---- DATA EXCERPTS

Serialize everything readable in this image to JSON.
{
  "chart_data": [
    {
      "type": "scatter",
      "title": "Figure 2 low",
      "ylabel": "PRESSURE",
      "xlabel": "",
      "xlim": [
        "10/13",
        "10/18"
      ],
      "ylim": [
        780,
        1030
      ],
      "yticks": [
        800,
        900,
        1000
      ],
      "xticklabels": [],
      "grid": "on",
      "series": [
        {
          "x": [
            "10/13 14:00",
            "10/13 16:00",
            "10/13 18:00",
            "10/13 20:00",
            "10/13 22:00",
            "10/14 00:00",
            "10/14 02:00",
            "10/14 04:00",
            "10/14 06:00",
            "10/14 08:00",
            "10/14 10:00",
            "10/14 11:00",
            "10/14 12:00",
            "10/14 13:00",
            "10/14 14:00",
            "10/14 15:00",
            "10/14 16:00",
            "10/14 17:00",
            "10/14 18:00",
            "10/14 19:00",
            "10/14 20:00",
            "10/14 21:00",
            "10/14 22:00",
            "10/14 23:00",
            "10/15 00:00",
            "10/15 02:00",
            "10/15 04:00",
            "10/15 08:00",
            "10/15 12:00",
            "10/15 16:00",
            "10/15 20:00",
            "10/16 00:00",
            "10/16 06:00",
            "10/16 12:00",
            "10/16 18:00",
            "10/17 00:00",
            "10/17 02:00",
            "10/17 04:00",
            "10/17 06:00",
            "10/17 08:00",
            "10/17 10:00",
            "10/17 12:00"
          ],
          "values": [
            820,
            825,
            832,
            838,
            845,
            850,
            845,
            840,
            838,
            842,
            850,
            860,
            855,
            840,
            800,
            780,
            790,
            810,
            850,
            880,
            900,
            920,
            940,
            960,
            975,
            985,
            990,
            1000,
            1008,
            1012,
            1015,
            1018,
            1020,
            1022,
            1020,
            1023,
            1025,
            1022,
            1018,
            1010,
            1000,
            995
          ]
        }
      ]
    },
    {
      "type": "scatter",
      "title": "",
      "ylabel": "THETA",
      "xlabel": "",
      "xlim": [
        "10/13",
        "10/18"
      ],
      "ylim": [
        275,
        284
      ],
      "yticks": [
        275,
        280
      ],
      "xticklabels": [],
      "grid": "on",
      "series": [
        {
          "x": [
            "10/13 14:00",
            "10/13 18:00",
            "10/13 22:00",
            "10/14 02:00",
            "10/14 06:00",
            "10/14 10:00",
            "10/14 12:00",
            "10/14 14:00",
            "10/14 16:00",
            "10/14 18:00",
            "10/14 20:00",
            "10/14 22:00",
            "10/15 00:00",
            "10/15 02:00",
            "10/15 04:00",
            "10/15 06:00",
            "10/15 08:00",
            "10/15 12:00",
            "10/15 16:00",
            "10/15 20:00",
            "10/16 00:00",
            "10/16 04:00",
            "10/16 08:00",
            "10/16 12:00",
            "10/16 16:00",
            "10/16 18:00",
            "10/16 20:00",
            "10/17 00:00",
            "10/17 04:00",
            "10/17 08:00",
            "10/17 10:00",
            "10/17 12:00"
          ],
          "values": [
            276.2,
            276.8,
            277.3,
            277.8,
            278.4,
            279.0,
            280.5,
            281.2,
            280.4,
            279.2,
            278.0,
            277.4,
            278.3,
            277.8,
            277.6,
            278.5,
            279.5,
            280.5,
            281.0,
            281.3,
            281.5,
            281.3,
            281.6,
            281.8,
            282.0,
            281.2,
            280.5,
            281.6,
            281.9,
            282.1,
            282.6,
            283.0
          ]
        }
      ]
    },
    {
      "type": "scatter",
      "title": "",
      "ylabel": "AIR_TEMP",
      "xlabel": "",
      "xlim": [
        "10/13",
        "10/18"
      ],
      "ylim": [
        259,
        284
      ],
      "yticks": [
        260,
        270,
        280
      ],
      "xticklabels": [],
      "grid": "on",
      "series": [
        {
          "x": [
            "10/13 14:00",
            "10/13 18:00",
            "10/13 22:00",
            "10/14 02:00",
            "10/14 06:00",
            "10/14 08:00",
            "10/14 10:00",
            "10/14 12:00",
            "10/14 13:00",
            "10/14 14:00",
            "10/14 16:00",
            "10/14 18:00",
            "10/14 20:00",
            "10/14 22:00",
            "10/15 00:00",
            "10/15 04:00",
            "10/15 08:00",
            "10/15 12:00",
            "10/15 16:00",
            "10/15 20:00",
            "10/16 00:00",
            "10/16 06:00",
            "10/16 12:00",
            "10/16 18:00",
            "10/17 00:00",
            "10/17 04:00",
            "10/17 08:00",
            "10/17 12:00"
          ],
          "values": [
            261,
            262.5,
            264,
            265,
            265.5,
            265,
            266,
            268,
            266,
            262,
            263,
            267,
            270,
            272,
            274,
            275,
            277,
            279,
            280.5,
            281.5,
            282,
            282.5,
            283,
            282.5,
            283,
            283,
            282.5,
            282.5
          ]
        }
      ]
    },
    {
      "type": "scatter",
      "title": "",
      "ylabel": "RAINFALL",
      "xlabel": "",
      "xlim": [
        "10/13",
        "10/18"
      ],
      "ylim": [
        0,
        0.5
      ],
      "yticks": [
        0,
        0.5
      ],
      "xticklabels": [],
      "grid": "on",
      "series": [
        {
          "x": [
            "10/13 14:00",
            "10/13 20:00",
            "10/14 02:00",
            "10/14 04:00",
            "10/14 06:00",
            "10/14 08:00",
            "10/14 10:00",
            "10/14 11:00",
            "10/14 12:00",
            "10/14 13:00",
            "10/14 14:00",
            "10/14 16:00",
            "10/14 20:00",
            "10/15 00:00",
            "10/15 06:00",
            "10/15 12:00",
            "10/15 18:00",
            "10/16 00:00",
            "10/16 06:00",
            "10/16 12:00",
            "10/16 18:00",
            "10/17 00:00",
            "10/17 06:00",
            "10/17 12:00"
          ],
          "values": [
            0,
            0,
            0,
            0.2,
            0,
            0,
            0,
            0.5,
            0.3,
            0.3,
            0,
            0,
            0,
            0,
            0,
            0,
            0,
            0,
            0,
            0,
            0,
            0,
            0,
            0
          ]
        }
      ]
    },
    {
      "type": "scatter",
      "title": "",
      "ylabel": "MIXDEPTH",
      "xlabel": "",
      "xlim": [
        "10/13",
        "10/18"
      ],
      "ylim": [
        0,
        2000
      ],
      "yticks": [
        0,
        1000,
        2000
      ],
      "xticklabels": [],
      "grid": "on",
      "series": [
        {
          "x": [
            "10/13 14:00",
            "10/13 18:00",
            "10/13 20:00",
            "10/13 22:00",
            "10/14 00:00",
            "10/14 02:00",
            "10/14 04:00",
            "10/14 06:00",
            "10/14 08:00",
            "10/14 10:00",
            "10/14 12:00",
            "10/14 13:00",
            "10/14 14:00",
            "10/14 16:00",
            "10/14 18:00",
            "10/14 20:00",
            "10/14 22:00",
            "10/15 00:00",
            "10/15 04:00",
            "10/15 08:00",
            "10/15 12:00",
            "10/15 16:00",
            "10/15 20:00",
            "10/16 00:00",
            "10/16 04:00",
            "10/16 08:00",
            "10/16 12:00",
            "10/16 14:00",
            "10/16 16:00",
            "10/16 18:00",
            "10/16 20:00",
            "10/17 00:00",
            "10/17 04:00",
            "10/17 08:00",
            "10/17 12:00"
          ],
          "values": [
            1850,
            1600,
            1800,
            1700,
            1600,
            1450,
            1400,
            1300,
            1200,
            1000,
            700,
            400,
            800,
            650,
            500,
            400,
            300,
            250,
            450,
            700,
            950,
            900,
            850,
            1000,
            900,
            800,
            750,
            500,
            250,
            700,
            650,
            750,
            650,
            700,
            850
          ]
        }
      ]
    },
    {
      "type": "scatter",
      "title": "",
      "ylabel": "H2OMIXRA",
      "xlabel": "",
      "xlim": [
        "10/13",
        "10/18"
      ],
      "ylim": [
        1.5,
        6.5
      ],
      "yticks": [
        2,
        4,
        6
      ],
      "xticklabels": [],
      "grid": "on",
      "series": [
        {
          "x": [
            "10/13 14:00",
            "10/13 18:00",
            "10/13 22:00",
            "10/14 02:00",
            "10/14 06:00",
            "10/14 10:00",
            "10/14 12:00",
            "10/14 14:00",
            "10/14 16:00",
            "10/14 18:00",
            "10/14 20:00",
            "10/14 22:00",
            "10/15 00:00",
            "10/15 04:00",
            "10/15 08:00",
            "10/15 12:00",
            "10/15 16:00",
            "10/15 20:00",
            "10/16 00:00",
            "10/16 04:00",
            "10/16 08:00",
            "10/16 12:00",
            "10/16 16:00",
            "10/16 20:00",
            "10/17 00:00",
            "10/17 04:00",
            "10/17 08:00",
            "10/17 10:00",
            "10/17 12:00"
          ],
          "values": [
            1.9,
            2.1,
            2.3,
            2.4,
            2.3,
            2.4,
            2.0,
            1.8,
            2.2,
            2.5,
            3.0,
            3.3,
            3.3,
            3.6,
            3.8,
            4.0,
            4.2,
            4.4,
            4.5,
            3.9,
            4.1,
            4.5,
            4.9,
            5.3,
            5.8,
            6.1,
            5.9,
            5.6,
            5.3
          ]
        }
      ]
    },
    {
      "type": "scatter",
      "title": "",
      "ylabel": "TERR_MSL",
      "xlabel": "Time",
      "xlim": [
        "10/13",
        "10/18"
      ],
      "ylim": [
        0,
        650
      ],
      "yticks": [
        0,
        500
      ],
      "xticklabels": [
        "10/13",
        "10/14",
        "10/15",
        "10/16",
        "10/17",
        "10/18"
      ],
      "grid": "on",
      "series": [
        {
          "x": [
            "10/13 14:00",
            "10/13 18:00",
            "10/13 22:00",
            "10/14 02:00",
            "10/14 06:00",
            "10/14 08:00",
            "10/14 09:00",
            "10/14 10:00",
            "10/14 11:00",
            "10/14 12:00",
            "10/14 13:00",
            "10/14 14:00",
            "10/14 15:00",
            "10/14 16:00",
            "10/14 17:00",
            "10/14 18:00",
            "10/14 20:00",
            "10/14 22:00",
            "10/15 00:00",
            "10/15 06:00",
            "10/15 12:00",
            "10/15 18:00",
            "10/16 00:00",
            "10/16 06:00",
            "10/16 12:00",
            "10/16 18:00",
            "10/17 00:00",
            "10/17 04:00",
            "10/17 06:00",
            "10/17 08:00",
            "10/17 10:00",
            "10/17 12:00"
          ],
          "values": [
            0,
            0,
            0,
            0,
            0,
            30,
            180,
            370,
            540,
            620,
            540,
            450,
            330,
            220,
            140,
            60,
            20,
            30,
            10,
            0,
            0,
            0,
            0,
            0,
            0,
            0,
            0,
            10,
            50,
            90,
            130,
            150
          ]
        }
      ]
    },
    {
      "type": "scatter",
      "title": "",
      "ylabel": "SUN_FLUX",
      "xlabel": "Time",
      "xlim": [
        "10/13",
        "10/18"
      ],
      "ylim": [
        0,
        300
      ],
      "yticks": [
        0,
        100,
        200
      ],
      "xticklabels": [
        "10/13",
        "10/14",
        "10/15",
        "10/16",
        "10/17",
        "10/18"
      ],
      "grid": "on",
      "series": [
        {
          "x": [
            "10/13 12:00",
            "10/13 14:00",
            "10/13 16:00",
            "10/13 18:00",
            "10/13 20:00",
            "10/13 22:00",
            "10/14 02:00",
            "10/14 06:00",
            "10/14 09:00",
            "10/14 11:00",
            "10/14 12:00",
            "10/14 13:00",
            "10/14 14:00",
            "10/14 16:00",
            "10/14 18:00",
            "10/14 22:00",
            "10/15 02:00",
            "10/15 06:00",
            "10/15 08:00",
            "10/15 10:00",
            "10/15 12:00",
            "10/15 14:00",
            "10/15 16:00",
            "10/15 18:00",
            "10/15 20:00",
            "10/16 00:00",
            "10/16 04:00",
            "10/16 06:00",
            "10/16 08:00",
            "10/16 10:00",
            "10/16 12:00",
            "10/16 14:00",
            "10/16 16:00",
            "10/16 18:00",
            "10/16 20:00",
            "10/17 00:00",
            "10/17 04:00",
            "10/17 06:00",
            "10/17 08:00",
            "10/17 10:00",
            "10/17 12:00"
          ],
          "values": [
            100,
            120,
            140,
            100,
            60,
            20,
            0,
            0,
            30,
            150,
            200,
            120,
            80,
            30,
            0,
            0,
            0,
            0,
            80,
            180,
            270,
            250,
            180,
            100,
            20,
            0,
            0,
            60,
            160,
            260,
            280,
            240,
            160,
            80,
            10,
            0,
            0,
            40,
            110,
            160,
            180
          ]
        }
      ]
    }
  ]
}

--------

EXERCISE DIRECTIONS
Copy and report every line where the word "ylabel" is present.

THE RESULT
      "ylabel": "PRESSURE",
      "ylabel": "THETA",
      "ylabel": "AIR_TEMP",
      "ylabel": "RAINFALL",
      "ylabel": "MIXDEPTH",
      "ylabel": "H2OMIXRA",
      "ylabel": "TERR_MSL",
      "ylabel": "SUN_FLUX",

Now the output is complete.